- **Data records**
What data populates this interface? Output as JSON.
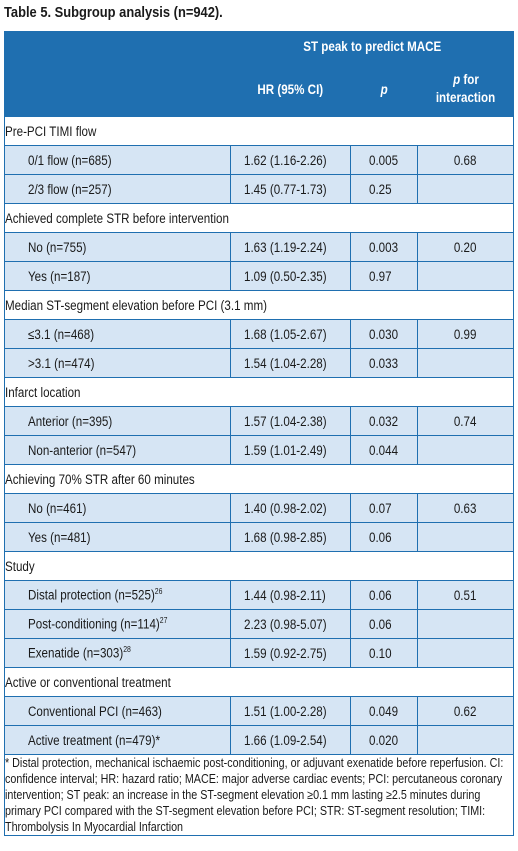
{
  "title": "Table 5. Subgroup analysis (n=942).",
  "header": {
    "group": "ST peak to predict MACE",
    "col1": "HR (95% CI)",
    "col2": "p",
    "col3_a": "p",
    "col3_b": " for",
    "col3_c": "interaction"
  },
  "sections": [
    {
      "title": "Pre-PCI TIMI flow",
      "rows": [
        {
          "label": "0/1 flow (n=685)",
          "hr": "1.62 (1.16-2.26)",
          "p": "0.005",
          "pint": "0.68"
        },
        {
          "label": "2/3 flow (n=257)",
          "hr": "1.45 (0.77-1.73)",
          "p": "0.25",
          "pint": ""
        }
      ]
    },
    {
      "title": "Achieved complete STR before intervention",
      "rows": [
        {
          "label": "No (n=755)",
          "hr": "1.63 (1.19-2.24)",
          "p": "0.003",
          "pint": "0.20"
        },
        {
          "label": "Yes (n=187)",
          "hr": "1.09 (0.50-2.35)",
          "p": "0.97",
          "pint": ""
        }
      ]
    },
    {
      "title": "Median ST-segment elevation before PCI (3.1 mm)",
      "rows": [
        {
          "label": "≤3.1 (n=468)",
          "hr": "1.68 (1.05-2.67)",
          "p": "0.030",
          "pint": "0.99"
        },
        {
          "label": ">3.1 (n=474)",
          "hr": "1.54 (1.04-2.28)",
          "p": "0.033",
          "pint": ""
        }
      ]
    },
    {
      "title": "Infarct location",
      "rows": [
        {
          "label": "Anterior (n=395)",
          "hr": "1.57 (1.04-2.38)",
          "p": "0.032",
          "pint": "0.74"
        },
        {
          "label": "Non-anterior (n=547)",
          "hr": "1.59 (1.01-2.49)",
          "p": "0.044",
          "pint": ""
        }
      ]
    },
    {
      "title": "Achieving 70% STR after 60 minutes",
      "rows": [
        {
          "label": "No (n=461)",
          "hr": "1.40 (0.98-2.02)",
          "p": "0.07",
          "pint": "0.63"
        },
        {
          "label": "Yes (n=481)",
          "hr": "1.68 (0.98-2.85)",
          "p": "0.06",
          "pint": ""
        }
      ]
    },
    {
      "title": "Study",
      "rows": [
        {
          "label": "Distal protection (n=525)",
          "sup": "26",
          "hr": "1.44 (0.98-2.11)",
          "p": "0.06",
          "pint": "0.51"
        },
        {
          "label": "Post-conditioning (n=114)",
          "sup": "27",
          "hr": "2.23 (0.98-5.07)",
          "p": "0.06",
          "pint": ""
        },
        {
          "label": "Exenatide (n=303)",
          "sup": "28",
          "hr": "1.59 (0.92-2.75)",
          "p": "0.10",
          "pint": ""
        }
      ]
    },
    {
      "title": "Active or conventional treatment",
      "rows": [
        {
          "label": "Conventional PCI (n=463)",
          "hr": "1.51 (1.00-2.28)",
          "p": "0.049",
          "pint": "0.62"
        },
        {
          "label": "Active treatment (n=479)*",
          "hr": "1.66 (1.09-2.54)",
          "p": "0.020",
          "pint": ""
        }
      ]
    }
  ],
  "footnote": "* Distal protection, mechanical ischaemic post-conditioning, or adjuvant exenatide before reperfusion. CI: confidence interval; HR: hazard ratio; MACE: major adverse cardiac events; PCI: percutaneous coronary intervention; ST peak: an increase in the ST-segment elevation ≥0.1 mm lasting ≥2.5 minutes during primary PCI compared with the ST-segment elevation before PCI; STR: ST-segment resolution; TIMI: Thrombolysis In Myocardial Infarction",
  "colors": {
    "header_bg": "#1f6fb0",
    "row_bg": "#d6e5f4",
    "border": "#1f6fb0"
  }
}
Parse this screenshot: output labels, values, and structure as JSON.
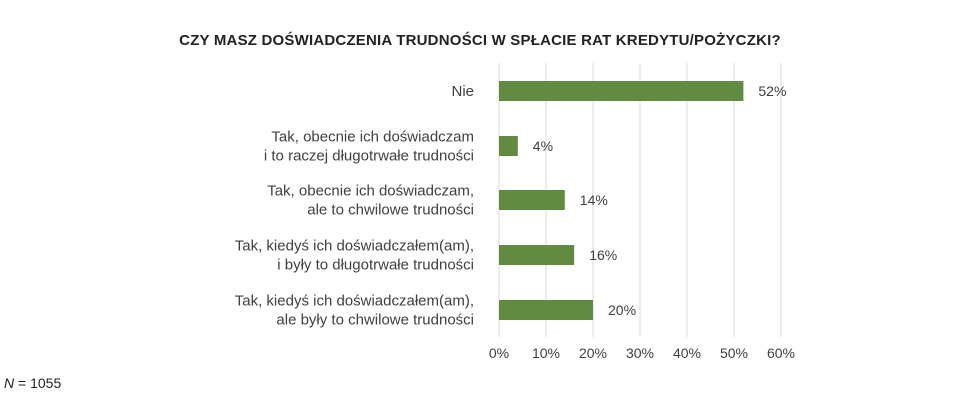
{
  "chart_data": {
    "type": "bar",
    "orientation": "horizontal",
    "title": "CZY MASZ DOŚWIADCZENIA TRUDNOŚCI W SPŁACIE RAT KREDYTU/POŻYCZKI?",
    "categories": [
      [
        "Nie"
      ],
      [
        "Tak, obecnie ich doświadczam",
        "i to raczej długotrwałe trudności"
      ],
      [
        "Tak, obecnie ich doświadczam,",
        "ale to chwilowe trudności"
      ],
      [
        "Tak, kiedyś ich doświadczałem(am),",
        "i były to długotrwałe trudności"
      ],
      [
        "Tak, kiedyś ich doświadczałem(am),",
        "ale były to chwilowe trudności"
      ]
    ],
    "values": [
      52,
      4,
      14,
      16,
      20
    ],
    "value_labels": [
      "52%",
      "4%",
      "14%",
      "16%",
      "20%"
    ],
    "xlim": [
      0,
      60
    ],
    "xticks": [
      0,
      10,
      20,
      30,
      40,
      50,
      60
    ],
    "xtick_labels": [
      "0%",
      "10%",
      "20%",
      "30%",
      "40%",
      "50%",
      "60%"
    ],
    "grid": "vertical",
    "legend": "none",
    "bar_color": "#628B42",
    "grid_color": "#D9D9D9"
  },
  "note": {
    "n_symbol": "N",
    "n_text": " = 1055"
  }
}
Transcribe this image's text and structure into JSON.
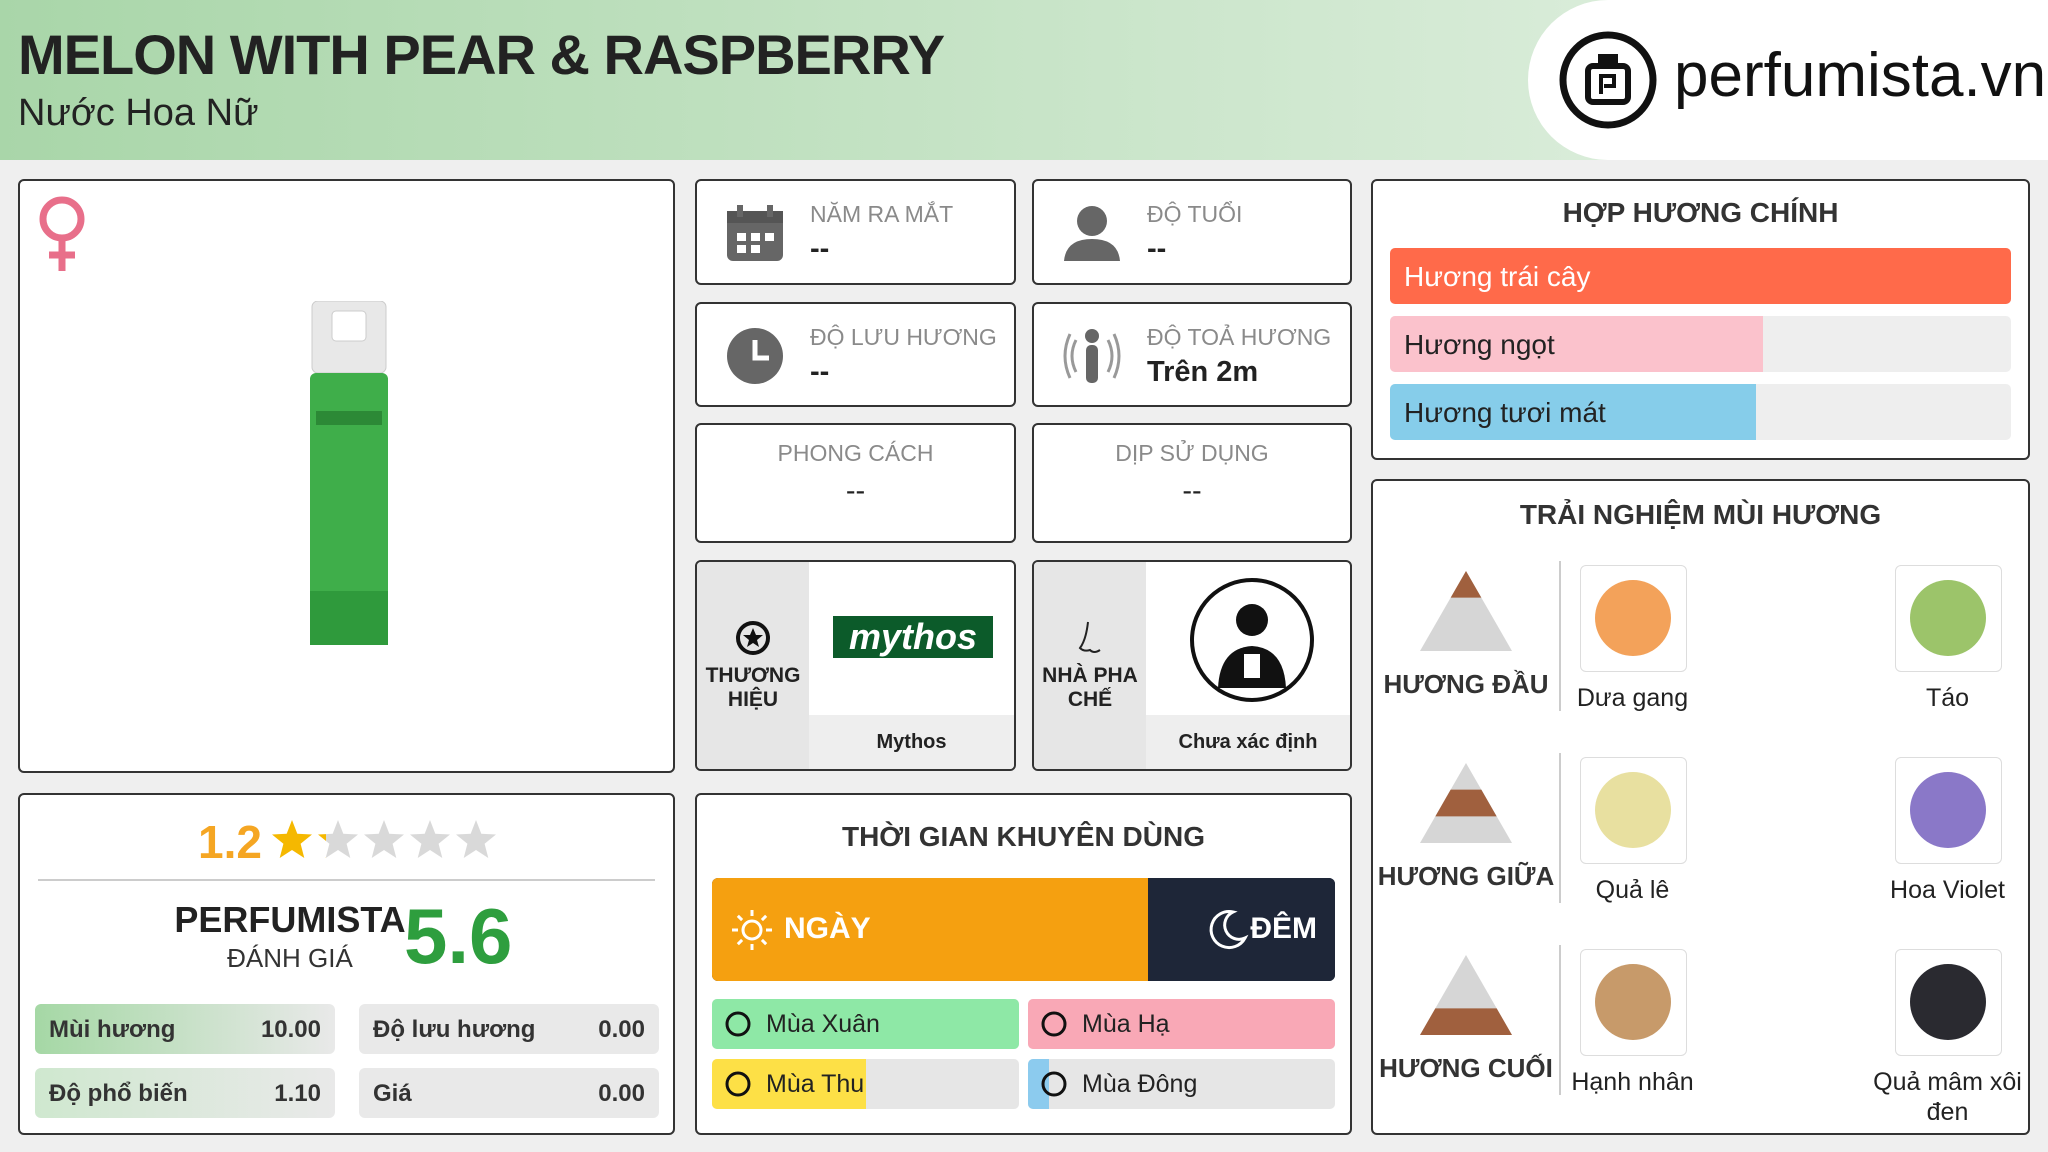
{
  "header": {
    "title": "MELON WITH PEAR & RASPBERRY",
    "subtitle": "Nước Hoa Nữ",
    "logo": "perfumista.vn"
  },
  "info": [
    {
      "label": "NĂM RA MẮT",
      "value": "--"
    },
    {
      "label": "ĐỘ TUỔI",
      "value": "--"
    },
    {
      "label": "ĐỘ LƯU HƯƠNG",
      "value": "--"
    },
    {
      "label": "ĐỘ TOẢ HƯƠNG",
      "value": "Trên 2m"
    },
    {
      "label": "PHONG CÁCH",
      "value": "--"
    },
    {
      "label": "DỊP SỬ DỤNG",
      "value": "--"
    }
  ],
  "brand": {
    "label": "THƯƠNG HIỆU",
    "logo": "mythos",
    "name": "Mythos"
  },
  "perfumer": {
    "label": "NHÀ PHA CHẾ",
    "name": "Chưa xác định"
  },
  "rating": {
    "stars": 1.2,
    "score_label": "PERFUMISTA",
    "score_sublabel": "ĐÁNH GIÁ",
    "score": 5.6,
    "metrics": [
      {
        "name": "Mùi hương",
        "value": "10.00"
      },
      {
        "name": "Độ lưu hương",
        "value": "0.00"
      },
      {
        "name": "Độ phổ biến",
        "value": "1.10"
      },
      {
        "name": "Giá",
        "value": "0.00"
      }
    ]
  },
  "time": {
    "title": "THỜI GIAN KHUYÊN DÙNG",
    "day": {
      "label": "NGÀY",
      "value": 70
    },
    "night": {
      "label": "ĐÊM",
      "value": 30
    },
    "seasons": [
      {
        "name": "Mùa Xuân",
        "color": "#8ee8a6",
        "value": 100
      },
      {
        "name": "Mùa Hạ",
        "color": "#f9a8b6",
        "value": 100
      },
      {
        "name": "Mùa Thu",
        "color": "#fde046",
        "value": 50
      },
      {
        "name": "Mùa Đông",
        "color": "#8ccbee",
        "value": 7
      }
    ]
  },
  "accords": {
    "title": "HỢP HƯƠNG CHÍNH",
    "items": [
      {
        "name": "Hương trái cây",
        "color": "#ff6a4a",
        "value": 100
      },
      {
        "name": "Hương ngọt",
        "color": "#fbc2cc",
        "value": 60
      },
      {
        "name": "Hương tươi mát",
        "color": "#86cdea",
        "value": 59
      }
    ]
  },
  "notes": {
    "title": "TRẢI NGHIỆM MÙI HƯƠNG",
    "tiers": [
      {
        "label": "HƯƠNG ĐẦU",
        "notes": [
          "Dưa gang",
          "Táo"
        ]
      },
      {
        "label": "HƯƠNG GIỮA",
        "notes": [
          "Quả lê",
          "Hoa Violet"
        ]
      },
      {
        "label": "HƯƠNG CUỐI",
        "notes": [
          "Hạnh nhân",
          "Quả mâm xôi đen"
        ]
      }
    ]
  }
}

- **WHAT THIS TASK INVOLVES**
Retype everything in the material word for word, minus pictures.

- **EXPECTED ANSWER**
What data populates this interface? Output as JSON.
{
  "title": "Table 5. Subgroup analysis (n=942).",
  "header": {
    "group": "ST peak to predict MACE",
    "col1": "HR (95% CI)",
    "col2": "p",
    "col3_a": "p",
    "col3_b": " for",
    "col3_c": "interaction"
  },
  "sections": [
    {
      "title": "Pre-PCI TIMI flow",
      "rows": [
        {
          "label": "0/1 flow (n=685)",
          "hr": "1.62 (1.16-2.26)",
          "p": "0.005",
          "pint": "0.68"
        },
        {
          "label": "2/3 flow (n=257)",
          "hr": "1.45 (0.77-1.73)",
          "p": "0.25",
          "pint": ""
        }
      ]
    },
    {
      "title": "Achieved complete STR before intervention",
      "rows": [
        {
          "label": "No (n=755)",
          "hr": "1.63 (1.19-2.24)",
          "p": "0.003",
          "pint": "0.20"
        },
        {
          "label": "Yes (n=187)",
          "hr": "1.09 (0.50-2.35)",
          "p": "0.97",
          "pint": ""
        }
      ]
    },
    {
      "title": "Median ST-segment elevation before PCI (3.1 mm)",
      "rows": [
        {
          "label": "≤3.1 (n=468)",
          "hr": "1.68 (1.05-2.67)",
          "p": "0.030",
          "pint": "0.99"
        },
        {
          "label": ">3.1 (n=474)",
          "hr": "1.54 (1.04-2.28)",
          "p": "0.033",
          "pint": ""
        }
      ]
    },
    {
      "title": "Infarct location",
      "rows": [
        {
          "label": "Anterior (n=395)",
          "hr": "1.57 (1.04-2.38)",
          "p": "0.032",
          "pint": "0.74"
        },
        {
          "label": "Non-anterior (n=547)",
          "hr": "1.59 (1.01-2.49)",
          "p": "0.044",
          "pint": ""
        }
      ]
    },
    {
      "title": "Achieving 70% STR after 60 minutes",
      "rows": [
        {
          "label": "No (n=461)",
          "hr": "1.40 (0.98-2.02)",
          "p": "0.07",
          "pint": "0.63"
        },
        {
          "label": "Yes (n=481)",
          "hr": "1.68 (0.98-2.85)",
          "p": "0.06",
          "pint": ""
        }
      ]
    },
    {
      "title": "Study",
      "rows": [
        {
          "label": "Distal protection (n=525)",
          "sup": "26",
          "hr": "1.44 (0.98-2.11)",
          "p": "0.06",
          "pint": "0.51"
        },
        {
          "label": "Post-conditioning (n=114)",
          "sup": "27",
          "hr": "2.23 (0.98-5.07)",
          "p": "0.06",
          "pint": ""
        },
        {
          "label": "Exenatide (n=303)",
          "sup": "28",
          "hr": "1.59 (0.92-2.75)",
          "p": "0.10",
          "pint": ""
        }
      ]
    },
    {
      "title": "Active or conventional treatment",
      "rows": [
        {
          "label": "Conventional PCI (n=463)",
          "hr": "1.51 (1.00-2.28)",
          "p": "0.049",
          "pint": "0.62"
        },
        {
          "label": "Active treatment (n=479)*",
          "hr": "1.66 (1.09-2.54)",
          "p": "0.020",
          "pint": ""
        }
      ]
    }
  ],
  "footnote": "* Distal protection, mechanical ischaemic post-conditioning, or adjuvant exenatide before reperfusion. CI: confidence interval; HR: hazard ratio; MACE: major adverse cardiac events; PCI: percutaneous coronary intervention; ST peak: an increase in the ST-segment elevation ≥0.1 mm lasting ≥2.5 minutes during primary PCI compared with the ST-segment elevation before PCI; STR: ST-segment resolution; TIMI: Thrombolysis In Myocardial Infarction",
  "colors": {
    "header_bg": "#1f6fb0",
    "row_bg": "#d6e5f4",
    "border": "#1f6fb0"
  }
}
Parse this screenshot: output labels, values, and structure as JSON.
{
  "chart_data": {
    "type": "bar",
    "orientation": "horizontal",
    "title": "CZY MASZ DOŚWIADCZENIA TRUDNOŚCI W SPŁACIE RAT KREDYTU/POŻYCZKI?",
    "categories": [
      [
        "Nie"
      ],
      [
        "Tak, obecnie ich doświadczam",
        "i to raczej długotrwałe trudności"
      ],
      [
        "Tak, obecnie ich doświadczam,",
        "ale to chwilowe trudności"
      ],
      [
        "Tak, kiedyś ich doświadczałem(am),",
        "i były to długotrwałe trudności"
      ],
      [
        "Tak, kiedyś ich doświadczałem(am),",
        "ale były to chwilowe trudności"
      ]
    ],
    "values": [
      52,
      4,
      14,
      16,
      20
    ],
    "value_labels": [
      "52%",
      "4%",
      "14%",
      "16%",
      "20%"
    ],
    "xlim": [
      0,
      60
    ],
    "xticks": [
      0,
      10,
      20,
      30,
      40,
      50,
      60
    ],
    "xtick_labels": [
      "0%",
      "10%",
      "20%",
      "30%",
      "40%",
      "50%",
      "60%"
    ],
    "grid": "vertical",
    "legend": "none",
    "bar_color": "#628B42",
    "grid_color": "#D9D9D9"
  },
  "note": {
    "n_symbol": "N",
    "n_text": " = 1055"
  }
}
Transcribe this image's text and structure into JSON.
{
  "header": {
    "title": "MELON WITH PEAR & RASPBERRY",
    "subtitle": "Nước Hoa Nữ",
    "logo": "perfumista.vn"
  },
  "info": [
    {
      "label": "NĂM RA MẮT",
      "value": "--"
    },
    {
      "label": "ĐỘ TUỔI",
      "value": "--"
    },
    {
      "label": "ĐỘ LƯU HƯƠNG",
      "value": "--"
    },
    {
      "label": "ĐỘ TOẢ HƯƠNG",
      "value": "Trên 2m"
    },
    {
      "label": "PHONG CÁCH",
      "value": "--"
    },
    {
      "label": "DỊP SỬ DỤNG",
      "value": "--"
    }
  ],
  "brand": {
    "label": "THƯƠNG HIỆU",
    "logo": "mythos",
    "name": "Mythos"
  },
  "perfumer": {
    "label": "NHÀ PHA CHẾ",
    "name": "Chưa xác định"
  },
  "rating": {
    "stars": 1.2,
    "score_label": "PERFUMISTA",
    "score_sublabel": "ĐÁNH GIÁ",
    "score": 5.6,
    "metrics": [
      {
        "name": "Mùi hương",
        "value": "10.00"
      },
      {
        "name": "Độ lưu hương",
        "value": "0.00"
      },
      {
        "name": "Độ phổ biến",
        "value": "1.10"
      },
      {
        "name": "Giá",
        "value": "0.00"
      }
    ]
  },
  "time": {
    "title": "THỜI GIAN KHUYÊN DÙNG",
    "day": {
      "label": "NGÀY",
      "value": 70
    },
    "night": {
      "label": "ĐÊM",
      "value": 30
    },
    "seasons": [
      {
        "name": "Mùa Xuân",
        "color": "#8ee8a6",
        "value": 100
      },
      {
        "name": "Mùa Hạ",
        "color": "#f9a8b6",
        "value": 100
      },
      {
        "name": "Mùa Thu",
        "color": "#fde046",
        "value": 50
      },
      {
        "name": "Mùa Đông",
        "color": "#8ccbee",
        "value": 7
      }
    ]
  },
  "accords": {
    "title": "HỢP HƯƠNG CHÍNH",
    "items": [
      {
        "name": "Hương trái cây",
        "color": "#ff6a4a",
        "value": 100
      },
      {
        "name": "Hương ngọt",
        "color": "#fbc2cc",
        "value": 60
      },
      {
        "name": "Hương tươi mát",
        "color": "#86cdea",
        "value": 59
      }
    ]
  },
  "notes": {
    "title": "TRẢI NGHIỆM MÙI HƯƠNG",
    "tiers": [
      {
        "label": "HƯƠNG ĐẦU",
        "notes": [
          "Dưa gang",
          "Táo"
        ]
      },
      {
        "label": "HƯƠNG GIỮA",
        "notes": [
          "Quả lê",
          "Hoa Violet"
        ]
      },
      {
        "label": "HƯƠNG CUỐI",
        "notes": [
          "Hạnh nhân",
          "Quả mâm xôi đen"
        ]
      }
    ]
  }
}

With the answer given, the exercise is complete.